Collected data entries:
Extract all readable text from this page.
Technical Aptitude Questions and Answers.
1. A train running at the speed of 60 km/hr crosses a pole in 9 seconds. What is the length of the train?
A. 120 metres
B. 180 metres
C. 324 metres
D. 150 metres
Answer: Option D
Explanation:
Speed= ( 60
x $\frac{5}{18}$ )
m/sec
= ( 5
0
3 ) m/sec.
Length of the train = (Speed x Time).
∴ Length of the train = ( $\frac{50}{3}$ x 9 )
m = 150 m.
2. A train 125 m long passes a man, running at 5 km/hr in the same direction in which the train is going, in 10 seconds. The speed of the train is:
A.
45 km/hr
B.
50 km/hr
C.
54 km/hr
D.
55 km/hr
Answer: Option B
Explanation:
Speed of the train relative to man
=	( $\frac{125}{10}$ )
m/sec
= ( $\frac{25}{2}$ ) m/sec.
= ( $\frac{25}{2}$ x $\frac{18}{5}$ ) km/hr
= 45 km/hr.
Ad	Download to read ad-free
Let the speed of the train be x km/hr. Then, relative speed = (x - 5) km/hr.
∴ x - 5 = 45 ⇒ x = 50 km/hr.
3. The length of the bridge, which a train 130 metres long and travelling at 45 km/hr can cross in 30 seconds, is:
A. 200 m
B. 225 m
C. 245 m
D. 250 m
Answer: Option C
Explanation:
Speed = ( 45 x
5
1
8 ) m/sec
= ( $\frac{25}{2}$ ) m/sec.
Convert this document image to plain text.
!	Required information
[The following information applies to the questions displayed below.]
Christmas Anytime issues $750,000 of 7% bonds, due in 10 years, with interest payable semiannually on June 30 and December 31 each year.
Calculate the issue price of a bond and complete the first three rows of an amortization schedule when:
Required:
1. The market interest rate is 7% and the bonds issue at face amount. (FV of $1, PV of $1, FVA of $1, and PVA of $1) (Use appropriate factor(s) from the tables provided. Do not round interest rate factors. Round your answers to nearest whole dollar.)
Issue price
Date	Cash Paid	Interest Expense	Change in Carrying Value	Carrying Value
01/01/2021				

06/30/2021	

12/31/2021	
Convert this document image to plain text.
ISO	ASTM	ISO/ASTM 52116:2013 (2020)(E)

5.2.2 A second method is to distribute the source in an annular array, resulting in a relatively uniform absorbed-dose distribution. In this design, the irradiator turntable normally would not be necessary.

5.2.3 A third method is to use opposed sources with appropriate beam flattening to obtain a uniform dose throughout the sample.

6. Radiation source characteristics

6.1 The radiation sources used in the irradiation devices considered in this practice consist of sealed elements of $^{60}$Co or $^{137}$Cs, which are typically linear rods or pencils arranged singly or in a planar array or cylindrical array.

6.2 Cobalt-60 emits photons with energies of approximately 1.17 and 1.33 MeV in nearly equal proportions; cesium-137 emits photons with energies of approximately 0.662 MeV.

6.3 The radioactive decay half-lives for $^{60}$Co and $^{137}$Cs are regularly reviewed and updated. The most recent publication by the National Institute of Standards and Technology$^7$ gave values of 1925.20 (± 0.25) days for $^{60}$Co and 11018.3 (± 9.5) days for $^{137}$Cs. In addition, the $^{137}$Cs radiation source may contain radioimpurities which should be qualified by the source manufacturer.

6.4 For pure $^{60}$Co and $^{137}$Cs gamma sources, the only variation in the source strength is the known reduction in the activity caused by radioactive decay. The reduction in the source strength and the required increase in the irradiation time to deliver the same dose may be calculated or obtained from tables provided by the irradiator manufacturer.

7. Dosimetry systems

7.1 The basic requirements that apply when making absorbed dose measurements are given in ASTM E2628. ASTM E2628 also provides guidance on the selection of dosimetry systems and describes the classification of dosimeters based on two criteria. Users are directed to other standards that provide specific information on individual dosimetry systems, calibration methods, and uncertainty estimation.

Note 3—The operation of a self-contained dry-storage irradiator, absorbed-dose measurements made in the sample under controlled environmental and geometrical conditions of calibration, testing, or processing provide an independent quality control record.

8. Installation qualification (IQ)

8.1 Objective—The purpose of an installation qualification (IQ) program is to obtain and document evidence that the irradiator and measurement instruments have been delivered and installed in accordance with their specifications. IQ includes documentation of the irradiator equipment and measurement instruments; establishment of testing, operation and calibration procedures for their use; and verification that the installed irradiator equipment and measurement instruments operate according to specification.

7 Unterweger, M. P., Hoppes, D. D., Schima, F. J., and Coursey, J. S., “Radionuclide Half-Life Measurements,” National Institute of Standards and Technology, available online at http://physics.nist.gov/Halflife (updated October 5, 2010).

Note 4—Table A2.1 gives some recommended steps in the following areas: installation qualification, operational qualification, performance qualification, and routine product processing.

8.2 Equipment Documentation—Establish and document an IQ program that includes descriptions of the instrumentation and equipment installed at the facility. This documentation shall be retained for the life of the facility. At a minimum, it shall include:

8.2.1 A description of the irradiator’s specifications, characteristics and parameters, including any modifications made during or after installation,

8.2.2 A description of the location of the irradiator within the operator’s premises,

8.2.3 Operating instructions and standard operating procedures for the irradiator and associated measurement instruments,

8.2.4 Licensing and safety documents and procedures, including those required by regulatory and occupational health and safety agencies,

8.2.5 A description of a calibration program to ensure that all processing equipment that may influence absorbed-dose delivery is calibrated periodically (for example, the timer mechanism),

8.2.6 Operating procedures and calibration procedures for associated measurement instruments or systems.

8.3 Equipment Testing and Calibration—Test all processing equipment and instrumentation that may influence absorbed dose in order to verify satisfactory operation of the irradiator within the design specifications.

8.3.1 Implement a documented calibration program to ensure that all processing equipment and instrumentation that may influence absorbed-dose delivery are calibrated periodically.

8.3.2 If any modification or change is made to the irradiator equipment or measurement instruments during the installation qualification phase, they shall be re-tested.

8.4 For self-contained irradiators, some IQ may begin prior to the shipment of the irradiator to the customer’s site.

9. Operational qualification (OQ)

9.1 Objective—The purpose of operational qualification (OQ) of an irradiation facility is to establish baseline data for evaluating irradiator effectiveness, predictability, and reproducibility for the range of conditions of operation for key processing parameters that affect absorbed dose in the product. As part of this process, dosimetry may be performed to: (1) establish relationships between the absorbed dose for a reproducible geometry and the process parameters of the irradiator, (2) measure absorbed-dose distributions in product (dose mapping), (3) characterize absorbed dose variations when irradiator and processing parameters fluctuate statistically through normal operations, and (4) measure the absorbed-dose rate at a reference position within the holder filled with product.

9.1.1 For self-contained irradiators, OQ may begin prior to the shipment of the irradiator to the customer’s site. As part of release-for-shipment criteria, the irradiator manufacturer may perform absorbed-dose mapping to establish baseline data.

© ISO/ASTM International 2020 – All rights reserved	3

TASK INSTRUCTIONS:
How many lines in these entries contain the string "ASTM"? State the number and nothing more.

THE COMPLETED TASK:
3